[EXERCISE PROMPT] Gather the lines from the material that contain "ответственного".

[ENTRIES SHOWN]

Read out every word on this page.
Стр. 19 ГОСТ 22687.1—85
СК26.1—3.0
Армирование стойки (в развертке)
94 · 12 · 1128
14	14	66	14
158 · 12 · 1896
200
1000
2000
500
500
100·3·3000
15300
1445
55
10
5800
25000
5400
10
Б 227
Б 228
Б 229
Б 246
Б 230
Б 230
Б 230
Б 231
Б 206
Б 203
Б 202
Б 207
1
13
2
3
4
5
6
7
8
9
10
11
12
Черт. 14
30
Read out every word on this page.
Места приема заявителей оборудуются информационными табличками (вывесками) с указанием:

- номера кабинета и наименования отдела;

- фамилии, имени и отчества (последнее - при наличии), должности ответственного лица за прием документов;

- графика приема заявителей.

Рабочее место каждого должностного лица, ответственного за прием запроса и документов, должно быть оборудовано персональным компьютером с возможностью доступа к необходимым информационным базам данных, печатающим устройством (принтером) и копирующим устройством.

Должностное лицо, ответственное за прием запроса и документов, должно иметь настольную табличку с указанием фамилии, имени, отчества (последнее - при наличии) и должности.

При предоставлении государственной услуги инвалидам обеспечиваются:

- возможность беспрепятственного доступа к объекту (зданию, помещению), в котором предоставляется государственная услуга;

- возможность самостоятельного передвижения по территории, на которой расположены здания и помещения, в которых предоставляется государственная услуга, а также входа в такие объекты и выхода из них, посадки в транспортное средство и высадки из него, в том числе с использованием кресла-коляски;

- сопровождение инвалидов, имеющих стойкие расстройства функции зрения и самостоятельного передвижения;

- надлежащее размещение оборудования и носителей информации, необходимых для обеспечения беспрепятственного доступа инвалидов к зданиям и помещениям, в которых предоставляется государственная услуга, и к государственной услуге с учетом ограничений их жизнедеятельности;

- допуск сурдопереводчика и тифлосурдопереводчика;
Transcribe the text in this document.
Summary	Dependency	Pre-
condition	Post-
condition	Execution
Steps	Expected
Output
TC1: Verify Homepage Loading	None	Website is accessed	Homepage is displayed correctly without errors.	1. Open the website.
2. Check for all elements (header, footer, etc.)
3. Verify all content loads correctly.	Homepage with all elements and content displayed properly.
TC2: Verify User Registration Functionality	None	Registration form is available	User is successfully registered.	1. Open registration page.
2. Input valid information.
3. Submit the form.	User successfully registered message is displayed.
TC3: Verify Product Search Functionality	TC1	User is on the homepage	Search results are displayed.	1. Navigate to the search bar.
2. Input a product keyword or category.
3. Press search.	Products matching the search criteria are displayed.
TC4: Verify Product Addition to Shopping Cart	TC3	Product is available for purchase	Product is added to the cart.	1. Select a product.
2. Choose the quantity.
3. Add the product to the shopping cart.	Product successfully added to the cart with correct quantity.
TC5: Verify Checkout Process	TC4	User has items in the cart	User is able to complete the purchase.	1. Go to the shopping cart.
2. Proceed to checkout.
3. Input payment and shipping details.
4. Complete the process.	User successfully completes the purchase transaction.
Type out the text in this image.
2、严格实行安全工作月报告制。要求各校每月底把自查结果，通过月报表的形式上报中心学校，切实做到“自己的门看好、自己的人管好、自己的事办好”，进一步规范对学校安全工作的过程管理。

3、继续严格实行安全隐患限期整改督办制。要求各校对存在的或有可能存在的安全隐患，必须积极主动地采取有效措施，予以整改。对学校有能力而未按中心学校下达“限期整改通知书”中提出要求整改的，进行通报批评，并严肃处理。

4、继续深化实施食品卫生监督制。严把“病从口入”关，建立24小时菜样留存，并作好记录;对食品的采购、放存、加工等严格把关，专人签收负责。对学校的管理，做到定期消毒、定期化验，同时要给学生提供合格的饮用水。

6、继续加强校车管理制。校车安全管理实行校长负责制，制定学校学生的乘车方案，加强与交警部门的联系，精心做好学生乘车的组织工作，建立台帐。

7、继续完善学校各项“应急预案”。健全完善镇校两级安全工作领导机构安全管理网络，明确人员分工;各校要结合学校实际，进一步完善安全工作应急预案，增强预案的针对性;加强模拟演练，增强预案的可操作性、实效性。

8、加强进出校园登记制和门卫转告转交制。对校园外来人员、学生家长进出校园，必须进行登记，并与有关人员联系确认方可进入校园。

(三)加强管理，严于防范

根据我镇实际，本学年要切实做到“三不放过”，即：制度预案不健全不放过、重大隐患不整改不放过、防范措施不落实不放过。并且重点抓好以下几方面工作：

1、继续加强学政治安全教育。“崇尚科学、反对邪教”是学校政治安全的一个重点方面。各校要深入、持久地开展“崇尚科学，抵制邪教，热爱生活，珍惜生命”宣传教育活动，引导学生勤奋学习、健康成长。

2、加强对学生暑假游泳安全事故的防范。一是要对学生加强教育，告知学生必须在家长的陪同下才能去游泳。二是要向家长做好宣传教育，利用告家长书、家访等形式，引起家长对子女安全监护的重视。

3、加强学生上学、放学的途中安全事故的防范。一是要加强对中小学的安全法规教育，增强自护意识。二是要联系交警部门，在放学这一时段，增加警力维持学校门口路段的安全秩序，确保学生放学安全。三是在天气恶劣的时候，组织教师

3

[CORRECT ANSWER]
- фамилии, имени и отчества (последнее - при наличии), должности ответственного лица за прием документов;
Рабочее место каждого должностного лица, ответственного за прием запроса и документов, должно быть оборудовано персональным компьютером с возможностью доступа к необходимым информационным базам данных, печатающим устройством (принтером) и копирующим устройством.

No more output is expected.